**PROBLEM DETAILS:** Pick out each line with the word "value" from the material that follows.

━━━━━━━━━━━━━━━━

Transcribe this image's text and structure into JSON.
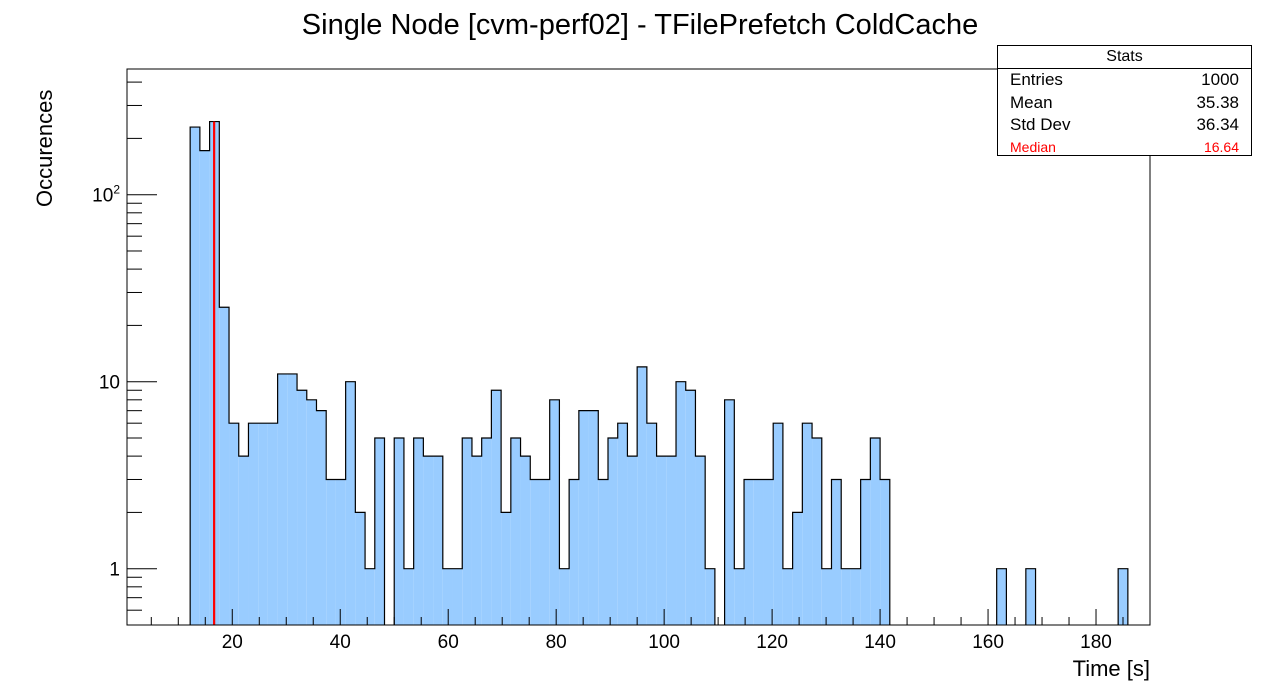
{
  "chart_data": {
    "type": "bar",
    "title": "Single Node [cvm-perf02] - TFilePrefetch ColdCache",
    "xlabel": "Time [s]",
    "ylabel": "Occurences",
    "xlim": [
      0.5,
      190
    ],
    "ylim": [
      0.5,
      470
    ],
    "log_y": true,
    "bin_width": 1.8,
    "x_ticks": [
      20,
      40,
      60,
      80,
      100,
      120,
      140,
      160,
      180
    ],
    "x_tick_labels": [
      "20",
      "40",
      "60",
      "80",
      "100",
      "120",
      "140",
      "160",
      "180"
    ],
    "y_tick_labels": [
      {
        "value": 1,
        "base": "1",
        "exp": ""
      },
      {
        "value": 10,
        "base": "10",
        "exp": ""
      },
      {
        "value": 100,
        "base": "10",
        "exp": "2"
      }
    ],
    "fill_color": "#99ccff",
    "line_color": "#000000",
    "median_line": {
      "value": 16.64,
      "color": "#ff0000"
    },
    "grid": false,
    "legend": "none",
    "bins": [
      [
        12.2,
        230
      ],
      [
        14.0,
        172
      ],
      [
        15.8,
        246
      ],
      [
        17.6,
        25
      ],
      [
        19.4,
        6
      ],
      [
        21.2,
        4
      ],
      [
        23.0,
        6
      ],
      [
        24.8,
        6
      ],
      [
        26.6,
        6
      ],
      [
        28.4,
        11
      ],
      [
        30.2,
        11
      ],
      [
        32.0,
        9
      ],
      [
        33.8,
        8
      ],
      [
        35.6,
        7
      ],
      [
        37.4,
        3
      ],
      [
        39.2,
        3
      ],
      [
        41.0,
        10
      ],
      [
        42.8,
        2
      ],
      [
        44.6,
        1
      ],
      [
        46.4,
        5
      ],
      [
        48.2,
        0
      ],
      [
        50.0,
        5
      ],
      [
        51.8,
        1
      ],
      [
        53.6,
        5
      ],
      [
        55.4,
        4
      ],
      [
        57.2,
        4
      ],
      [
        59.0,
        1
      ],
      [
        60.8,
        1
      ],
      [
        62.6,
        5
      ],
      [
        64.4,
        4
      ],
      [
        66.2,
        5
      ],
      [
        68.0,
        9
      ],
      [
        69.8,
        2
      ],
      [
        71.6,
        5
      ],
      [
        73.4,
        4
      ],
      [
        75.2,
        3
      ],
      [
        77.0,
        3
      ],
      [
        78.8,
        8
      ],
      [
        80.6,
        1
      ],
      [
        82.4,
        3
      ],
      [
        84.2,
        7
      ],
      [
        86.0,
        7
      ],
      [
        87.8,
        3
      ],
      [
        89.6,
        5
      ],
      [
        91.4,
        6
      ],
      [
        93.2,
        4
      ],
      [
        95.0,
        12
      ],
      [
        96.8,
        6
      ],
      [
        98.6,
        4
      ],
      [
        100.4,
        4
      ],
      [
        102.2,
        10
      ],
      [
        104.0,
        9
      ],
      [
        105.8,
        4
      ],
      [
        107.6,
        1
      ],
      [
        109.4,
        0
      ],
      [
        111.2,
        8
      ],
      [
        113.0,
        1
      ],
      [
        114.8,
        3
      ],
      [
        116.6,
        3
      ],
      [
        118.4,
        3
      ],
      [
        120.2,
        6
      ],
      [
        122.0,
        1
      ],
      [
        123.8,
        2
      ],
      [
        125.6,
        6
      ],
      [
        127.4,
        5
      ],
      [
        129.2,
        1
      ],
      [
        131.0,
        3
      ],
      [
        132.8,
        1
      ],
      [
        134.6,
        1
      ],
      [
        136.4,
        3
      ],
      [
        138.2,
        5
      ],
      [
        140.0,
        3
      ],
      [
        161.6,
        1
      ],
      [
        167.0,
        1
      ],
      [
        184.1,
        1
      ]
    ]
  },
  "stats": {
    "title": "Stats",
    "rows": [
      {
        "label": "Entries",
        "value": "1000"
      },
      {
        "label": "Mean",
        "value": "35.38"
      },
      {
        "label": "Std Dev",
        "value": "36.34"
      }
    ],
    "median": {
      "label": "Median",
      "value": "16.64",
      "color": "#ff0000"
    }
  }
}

━━━━━━━━━━━━━━━━

**WRITTEN REPLY:**
        "value": 1,
        "value": 10,
        "value": 100,
      "value": 16.64,
        "value": "1000"
        "value": "35.38"
        "value": "36.34"
      "value": "16.64",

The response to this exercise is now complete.